▶ _What the task requires_: Please rewrite the material from its start through the line with "asset-tile[interactable]: ● BP_Big_Room_Part_02_C", swapping "mesh-preview" for "model-preview" and leaving everything else as it is.

══════

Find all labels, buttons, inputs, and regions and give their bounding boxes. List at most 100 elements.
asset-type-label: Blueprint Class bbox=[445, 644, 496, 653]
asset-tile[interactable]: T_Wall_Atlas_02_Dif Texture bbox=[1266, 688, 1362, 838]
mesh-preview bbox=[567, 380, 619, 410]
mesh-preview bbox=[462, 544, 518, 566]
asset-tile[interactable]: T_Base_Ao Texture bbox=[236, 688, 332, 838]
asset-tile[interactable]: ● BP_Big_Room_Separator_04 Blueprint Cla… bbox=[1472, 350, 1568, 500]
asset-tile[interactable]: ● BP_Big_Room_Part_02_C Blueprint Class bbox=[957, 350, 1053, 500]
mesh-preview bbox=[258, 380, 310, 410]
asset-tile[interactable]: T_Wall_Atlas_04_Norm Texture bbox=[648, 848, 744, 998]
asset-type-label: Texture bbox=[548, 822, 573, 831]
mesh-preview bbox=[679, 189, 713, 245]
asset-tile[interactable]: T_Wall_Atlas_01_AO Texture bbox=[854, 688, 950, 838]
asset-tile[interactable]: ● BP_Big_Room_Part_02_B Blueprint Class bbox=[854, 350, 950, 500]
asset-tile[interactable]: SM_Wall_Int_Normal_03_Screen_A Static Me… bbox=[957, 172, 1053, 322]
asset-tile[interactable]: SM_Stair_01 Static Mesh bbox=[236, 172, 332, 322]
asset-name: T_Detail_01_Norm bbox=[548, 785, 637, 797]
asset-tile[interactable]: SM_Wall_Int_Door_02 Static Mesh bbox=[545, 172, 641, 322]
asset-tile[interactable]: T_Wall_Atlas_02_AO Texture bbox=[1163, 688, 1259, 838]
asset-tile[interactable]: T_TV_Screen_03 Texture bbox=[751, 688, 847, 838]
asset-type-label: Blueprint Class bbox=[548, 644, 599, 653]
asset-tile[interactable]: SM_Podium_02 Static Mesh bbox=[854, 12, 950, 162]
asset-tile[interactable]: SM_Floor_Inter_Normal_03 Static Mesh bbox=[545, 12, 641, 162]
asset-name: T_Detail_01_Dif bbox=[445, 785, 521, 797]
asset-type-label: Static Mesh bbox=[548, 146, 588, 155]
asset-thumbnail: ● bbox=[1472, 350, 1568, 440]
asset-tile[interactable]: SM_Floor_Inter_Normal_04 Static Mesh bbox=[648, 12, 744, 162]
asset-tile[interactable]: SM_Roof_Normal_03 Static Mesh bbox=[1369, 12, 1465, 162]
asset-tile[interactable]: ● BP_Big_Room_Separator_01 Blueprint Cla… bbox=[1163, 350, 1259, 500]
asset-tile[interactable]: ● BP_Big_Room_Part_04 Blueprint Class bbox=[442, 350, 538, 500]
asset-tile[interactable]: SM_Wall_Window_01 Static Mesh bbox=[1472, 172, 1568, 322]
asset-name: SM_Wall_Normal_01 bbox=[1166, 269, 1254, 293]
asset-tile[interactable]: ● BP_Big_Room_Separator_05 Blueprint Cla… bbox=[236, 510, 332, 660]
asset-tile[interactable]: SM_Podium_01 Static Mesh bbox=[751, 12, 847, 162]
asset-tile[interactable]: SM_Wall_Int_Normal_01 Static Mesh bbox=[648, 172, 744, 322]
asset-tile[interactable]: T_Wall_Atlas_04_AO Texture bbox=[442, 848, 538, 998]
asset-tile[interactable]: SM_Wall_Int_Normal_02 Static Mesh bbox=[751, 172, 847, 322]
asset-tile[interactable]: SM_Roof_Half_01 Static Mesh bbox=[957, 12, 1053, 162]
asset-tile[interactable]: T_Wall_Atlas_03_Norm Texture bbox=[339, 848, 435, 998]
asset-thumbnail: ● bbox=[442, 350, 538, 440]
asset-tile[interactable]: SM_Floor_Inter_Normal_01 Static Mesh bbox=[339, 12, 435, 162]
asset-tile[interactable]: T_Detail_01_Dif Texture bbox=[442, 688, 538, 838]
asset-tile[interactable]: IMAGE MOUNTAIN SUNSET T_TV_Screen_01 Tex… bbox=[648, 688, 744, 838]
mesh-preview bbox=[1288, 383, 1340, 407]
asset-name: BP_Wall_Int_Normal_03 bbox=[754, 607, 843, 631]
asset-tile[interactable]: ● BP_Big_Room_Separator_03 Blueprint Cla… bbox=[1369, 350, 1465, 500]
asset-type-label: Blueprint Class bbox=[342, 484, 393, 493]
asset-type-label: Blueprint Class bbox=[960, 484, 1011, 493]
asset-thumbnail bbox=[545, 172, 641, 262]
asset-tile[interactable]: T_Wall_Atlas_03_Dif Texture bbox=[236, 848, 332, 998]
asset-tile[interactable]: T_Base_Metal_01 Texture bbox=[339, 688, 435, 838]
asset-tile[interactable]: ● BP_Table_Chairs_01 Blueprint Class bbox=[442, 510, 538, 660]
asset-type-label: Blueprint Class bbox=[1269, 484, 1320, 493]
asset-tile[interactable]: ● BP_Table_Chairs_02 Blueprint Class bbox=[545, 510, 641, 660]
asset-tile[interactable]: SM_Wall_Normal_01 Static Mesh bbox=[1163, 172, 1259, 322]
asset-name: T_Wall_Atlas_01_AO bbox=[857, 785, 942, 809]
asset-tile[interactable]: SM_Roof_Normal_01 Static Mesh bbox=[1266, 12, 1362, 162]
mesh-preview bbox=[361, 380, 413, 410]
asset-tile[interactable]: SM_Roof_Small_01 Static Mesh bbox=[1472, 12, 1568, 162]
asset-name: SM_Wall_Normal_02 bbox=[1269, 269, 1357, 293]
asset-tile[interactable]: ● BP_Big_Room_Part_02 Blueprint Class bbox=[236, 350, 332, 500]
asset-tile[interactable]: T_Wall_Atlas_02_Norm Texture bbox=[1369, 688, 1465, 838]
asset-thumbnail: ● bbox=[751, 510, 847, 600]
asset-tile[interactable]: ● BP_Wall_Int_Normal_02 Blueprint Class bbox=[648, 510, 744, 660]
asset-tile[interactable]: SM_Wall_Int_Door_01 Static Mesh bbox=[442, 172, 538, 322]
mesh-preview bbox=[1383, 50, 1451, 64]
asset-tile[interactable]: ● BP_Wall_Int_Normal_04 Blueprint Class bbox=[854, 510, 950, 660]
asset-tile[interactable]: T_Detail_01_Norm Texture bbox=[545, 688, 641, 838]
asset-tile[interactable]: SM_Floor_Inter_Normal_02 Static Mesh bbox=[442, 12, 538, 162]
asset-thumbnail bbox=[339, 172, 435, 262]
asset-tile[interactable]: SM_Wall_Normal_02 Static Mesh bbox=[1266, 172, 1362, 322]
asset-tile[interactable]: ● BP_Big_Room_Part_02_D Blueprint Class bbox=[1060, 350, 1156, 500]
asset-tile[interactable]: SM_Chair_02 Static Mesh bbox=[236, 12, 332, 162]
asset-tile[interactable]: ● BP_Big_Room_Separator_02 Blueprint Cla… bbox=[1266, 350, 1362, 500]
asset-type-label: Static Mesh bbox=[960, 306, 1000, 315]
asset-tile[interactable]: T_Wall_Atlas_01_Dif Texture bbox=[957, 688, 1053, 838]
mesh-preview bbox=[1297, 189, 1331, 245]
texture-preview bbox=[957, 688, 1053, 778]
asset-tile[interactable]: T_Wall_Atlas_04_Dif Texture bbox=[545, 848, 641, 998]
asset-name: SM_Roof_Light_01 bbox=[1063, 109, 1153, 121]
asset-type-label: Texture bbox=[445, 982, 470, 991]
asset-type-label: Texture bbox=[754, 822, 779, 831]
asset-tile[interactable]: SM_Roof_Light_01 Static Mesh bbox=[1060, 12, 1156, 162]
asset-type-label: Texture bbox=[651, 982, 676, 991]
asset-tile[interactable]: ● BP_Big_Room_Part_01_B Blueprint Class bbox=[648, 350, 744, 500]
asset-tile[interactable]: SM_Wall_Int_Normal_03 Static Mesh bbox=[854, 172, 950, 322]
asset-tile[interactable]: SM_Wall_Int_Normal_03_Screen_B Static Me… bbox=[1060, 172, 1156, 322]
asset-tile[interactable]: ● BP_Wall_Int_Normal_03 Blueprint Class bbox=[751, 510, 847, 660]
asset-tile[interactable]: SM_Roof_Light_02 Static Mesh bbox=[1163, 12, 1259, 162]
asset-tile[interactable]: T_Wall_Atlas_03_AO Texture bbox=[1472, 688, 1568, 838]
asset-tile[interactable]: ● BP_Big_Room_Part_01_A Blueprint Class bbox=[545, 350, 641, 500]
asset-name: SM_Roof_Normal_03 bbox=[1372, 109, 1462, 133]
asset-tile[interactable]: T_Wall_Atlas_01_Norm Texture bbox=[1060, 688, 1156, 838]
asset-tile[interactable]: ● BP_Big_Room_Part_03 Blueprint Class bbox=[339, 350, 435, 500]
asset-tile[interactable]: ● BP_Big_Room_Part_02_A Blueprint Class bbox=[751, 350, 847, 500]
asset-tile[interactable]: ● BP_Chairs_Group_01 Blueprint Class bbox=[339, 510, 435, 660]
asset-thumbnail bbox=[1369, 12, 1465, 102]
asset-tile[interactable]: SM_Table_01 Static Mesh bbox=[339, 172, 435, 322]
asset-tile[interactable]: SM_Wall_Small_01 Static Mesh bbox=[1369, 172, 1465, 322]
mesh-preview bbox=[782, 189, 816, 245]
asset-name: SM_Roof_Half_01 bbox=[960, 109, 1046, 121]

══════

▶ _Correct answer_:
Find all labels, buttons, inputs, and regions and give their bounding boxes. List at most 100 elements.
asset-type-label: Blueprint Class bbox=[445, 644, 496, 653]
asset-tile[interactable]: T_Wall_Atlas_02_Dif Texture bbox=[1266, 688, 1362, 838]
model-preview bbox=[567, 380, 619, 410]
model-preview bbox=[462, 544, 518, 566]
asset-tile[interactable]: T_Base_Ao Texture bbox=[236, 688, 332, 838]
asset-tile[interactable]: ● BP_Big_Room_Separator_04 Blueprint Cla… bbox=[1472, 350, 1568, 500]
asset-tile[interactable]: ● BP_Big_Room_Part_02_C Blueprint Class bbox=[957, 350, 1053, 500]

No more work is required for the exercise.